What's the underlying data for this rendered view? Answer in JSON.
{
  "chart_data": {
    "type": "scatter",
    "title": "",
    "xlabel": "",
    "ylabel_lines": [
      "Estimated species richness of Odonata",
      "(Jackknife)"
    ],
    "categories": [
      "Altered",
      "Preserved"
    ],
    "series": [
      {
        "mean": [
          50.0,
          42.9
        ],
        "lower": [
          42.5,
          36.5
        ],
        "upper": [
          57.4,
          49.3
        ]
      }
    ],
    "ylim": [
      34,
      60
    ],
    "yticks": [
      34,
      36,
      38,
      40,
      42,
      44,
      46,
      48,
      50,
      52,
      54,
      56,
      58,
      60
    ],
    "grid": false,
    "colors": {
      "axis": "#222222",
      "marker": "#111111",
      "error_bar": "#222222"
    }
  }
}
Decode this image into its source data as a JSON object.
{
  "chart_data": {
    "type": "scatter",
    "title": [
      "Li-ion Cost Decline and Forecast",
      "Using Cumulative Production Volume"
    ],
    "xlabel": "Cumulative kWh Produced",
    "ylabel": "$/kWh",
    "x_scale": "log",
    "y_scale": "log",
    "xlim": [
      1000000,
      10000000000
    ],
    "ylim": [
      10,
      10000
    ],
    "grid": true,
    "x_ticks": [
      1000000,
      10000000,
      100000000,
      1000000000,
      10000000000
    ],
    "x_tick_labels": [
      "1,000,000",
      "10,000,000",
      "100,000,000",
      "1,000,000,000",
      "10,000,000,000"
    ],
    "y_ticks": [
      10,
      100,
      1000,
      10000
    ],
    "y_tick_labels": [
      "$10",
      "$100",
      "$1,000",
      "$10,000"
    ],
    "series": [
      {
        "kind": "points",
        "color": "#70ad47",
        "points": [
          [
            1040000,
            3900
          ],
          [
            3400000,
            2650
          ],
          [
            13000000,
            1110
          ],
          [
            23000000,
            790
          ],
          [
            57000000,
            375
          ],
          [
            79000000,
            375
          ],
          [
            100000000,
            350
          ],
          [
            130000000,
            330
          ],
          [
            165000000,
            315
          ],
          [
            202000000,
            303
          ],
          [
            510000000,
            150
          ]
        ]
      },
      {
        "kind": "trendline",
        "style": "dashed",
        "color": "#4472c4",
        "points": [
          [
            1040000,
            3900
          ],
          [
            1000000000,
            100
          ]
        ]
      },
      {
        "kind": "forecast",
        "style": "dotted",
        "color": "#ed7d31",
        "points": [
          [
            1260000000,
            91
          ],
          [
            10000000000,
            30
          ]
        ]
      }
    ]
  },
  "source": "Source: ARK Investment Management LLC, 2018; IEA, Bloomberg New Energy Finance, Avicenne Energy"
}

******************************

> [Instructions for the task]: Retype the material in full, character for character.

> [Correct result]:
What's the underlying data for this rendered view? Answer in JSON.
{
  "chart_data": {
    "type": "scatter",
    "title": "",
    "xlabel": "",
    "ylabel_lines": [
      "Estimated species richness of Odonata",
      "(Jackknife)"
    ],
    "categories": [
      "Altered",
      "Preserved"
    ],
    "series": [
      {
        "mean": [
          50.0,
          42.9
        ],
        "lower": [
          42.5,
          36.5
        ],
        "upper": [
          57.4,
          49.3
        ]
      }
    ],
    "ylim": [
      34,
      60
    ],
    "yticks": [
      34,
      36,
      38,
      40,
      42,
      44,
      46,
      48,
      50,
      52,
      54,
      56,
      58,
      60
    ],
    "grid": false,
    "colors": {
      "axis": "#222222",
      "marker": "#111111",
      "error_bar": "#222222"
    }
  }
}
Decode this image into its source data as a JSON object.
{
  "chart_data": {
    "type": "scatter",
    "title": [
      "Li-ion Cost Decline and Forecast",
      "Using Cumulative Production Volume"
    ],
    "xlabel": "Cumulative kWh Produced",
    "ylabel": "$/kWh",
    "x_scale": "log",
    "y_scale": "log",
    "xlim": [
      1000000,
      10000000000
    ],
    "ylim": [
      10,
      10000
    ],
    "grid": true,
    "x_ticks": [
      1000000,
      10000000,
      100000000,
      1000000000,
      10000000000
    ],
    "x_tick_labels": [
      "1,000,000",
      "10,000,000",
      "100,000,000",
      "1,000,000,000",
      "10,000,000,000"
    ],
    "y_ticks": [
      10,
      100,
      1000,
      10000
    ],
    "y_tick_labels": [
      "$10",
      "$100",
      "$1,000",
      "$10,000"
    ],
    "series": [
      {
        "kind": "points",
        "color": "#70ad47",
        "points": [
          [
            1040000,
            3900
          ],
          [
            3400000,
            2650
          ],
          [
            13000000,
            1110
          ],
          [
            23000000,
            790
          ],
          [
            57000000,
            375
          ],
          [
            79000000,
            375
          ],
          [
            100000000,
            350
          ],
          [
            130000000,
            330
          ],
          [
            165000000,
            315
          ],
          [
            202000000,
            303
          ],
          [
            510000000,
            150
          ]
        ]
      },
      {
        "kind": "trendline",
        "style": "dashed",
        "color": "#4472c4",
        "points": [
          [
            1040000,
            3900
          ],
          [
            1000000000,
            100
          ]
        ]
      },
      {
        "kind": "forecast",
        "style": "dotted",
        "color": "#ed7d31",
        "points": [
          [
            1260000000,
            91
          ],
          [
            10000000000,
            30
          ]
        ]
      }
    ]
  },
  "source": "Source: ARK Investment Management LLC, 2018; IEA, Bloomberg New Energy Finance, Avicenne Energy"
}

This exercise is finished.